PROVIDED MATERIAL:
-=-=-=-=-
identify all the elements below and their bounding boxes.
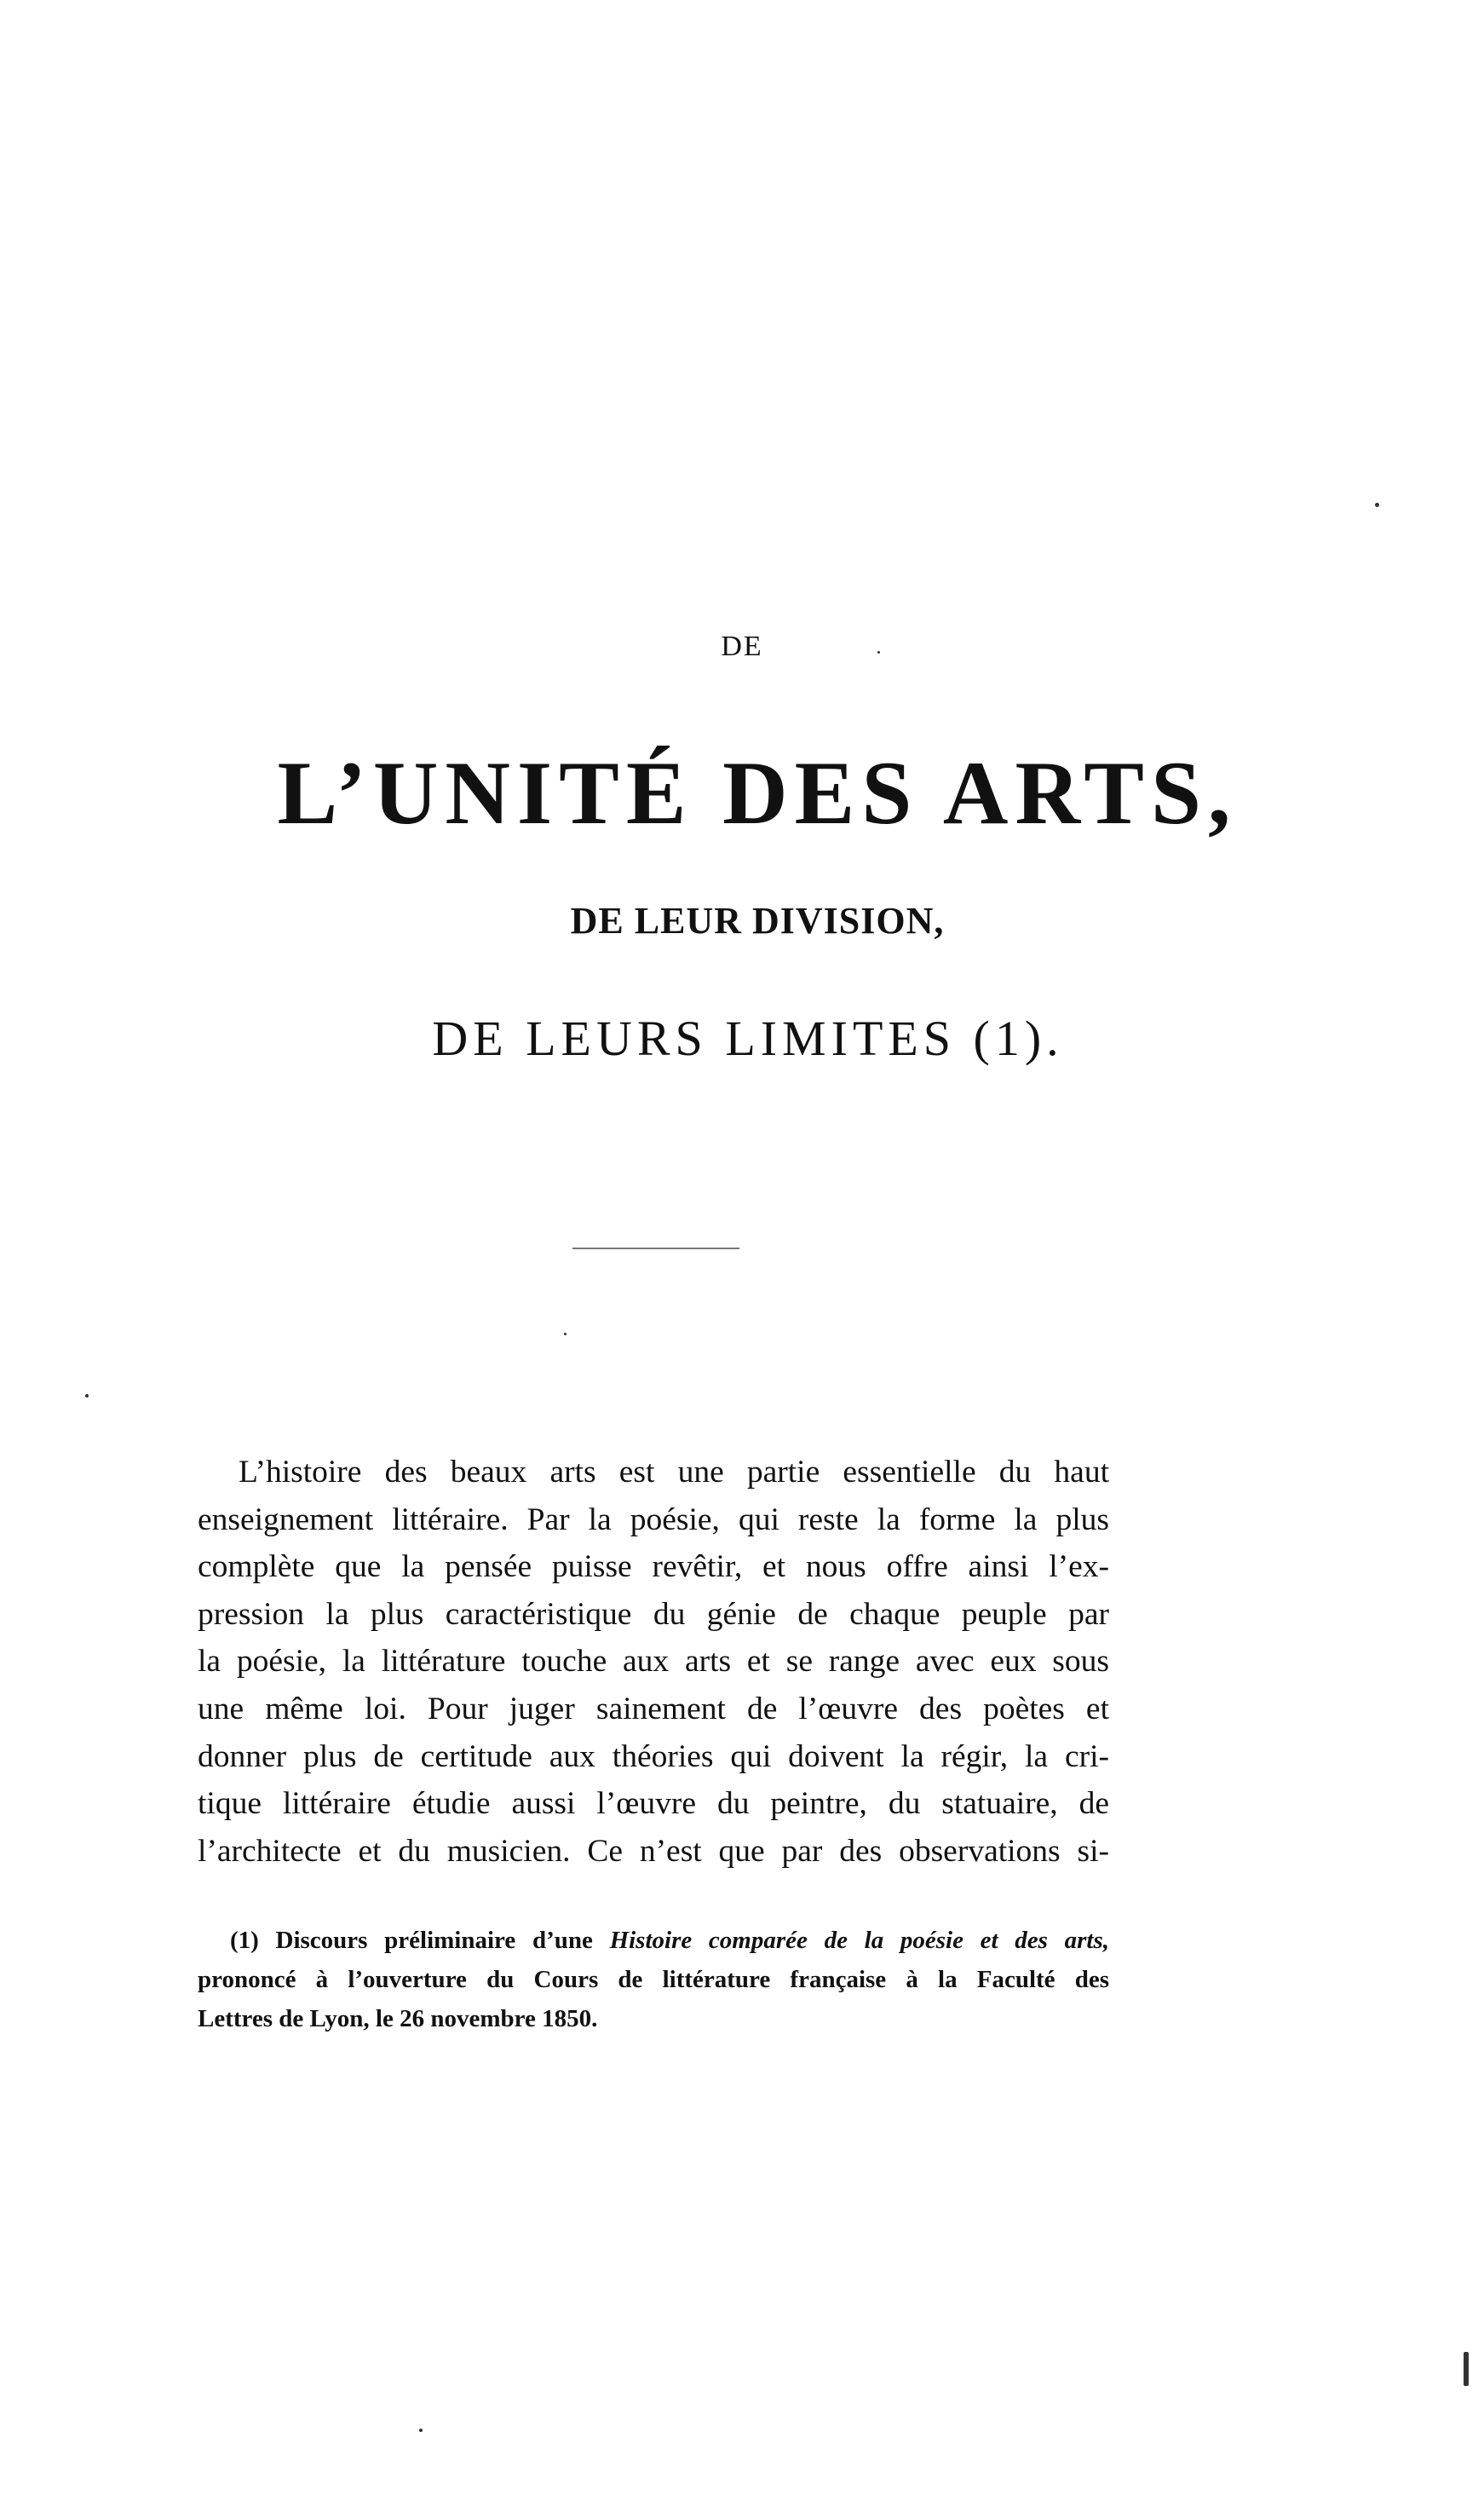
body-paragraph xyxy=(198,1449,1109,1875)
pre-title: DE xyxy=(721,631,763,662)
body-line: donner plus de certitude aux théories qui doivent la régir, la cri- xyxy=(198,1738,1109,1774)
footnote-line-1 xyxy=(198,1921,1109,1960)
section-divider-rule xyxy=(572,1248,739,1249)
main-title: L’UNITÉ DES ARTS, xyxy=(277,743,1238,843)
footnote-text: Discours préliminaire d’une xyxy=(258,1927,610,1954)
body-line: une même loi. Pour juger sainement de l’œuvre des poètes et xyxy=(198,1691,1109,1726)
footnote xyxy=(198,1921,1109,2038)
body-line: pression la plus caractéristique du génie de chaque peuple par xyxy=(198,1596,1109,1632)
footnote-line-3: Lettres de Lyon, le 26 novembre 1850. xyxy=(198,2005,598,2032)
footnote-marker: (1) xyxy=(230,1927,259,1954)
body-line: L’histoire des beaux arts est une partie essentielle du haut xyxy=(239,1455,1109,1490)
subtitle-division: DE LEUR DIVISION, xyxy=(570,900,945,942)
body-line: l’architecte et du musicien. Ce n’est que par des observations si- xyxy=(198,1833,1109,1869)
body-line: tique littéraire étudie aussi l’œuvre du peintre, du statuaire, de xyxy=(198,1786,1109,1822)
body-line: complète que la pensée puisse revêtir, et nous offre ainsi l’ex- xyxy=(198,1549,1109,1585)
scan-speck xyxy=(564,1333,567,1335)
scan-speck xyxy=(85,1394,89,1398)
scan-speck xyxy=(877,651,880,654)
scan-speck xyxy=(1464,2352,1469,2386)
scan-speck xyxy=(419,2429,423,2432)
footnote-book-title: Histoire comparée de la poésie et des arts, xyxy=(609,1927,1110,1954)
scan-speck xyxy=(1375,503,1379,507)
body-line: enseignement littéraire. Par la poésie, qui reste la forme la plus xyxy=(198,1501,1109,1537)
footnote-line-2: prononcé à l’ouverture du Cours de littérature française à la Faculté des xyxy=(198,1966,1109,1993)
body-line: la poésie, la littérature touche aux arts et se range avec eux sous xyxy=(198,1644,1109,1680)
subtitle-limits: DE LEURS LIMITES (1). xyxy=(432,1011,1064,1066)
-=-=-=-=-
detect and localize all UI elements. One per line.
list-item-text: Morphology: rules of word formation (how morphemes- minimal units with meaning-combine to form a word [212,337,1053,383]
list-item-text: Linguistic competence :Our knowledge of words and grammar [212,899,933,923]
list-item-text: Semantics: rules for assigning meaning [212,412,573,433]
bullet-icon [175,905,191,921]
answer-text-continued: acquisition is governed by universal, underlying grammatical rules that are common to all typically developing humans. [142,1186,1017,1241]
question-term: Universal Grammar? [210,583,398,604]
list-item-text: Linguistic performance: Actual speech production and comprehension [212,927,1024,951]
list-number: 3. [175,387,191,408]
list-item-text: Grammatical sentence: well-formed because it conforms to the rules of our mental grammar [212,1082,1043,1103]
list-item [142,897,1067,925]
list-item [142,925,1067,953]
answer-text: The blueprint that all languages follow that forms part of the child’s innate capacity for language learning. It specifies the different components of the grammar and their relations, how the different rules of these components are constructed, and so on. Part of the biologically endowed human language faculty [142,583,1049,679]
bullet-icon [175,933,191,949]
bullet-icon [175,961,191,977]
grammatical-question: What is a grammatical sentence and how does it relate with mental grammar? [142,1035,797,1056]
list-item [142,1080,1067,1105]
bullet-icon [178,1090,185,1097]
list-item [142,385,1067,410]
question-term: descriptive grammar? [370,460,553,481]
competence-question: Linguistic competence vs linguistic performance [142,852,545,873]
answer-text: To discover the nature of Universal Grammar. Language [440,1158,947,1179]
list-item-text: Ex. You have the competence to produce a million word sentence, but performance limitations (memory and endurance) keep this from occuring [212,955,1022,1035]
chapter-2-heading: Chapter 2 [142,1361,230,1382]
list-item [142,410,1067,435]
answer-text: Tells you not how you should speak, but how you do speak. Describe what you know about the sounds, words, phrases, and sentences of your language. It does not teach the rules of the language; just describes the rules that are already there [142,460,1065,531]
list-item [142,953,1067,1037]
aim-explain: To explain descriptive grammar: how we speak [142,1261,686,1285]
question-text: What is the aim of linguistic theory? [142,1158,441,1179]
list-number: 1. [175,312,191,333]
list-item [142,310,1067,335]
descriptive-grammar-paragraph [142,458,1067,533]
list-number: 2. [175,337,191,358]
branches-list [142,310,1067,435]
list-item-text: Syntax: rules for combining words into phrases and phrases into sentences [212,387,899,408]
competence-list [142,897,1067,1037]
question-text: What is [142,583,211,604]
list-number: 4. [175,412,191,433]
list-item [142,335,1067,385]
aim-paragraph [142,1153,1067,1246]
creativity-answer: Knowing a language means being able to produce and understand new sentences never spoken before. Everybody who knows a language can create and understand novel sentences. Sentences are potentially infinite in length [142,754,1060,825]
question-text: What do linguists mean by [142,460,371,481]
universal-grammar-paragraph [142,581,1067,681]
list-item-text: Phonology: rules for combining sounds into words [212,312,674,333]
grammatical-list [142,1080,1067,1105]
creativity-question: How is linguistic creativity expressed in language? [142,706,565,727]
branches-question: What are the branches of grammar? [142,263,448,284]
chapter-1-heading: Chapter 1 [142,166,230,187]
-=-=-=-=-
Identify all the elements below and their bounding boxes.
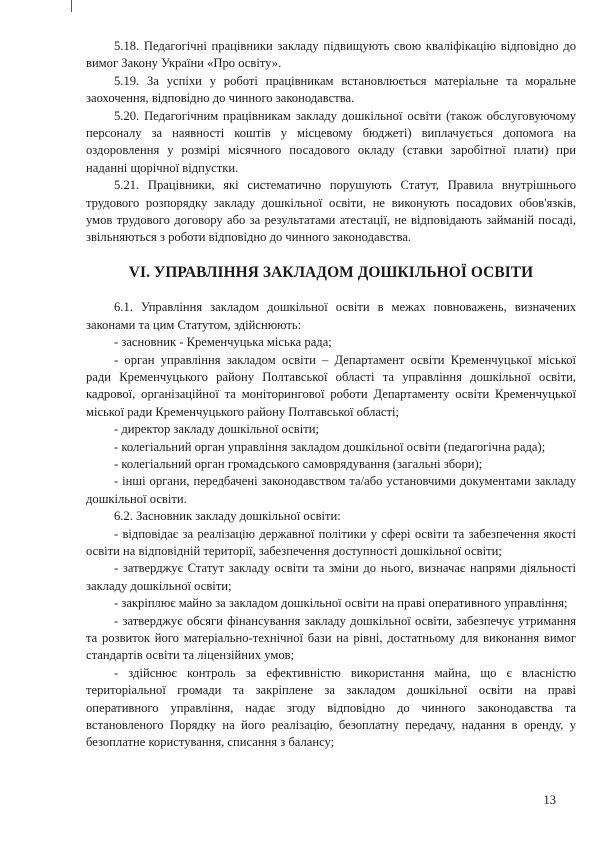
-=-=-=-=-
EXERCISE: Copy the listing above from the line with "detect and localize" up to and including the line with "list-item [142,925,1067,953]", keeping every line unchanged.

COMPLETE RESPONSE:
detect and localize all UI elements. One per line.
list-item-text: Morphology: rules of word formation (how morphemes- minimal units with meaning-combine to form a word [212,337,1053,383]
list-item-text: Linguistic competence :Our knowledge of words and grammar [212,899,933,923]
list-item-text: Semantics: rules for assigning meaning [212,412,573,433]
bullet-icon [175,905,191,921]
answer-text-continued: acquisition is governed by universal, underlying grammatical rules that are common to all typically developing humans. [142,1186,1017,1241]
question-term: Universal Grammar? [210,583,398,604]
list-item-text: Linguistic performance: Actual speech production and comprehension [212,927,1024,951]
list-number: 3. [175,387,191,408]
list-item-text: Grammatical sentence: well-formed because it conforms to the rules of our mental grammar [212,1082,1043,1103]
list-item [142,897,1067,925]
list-item [142,925,1067,953]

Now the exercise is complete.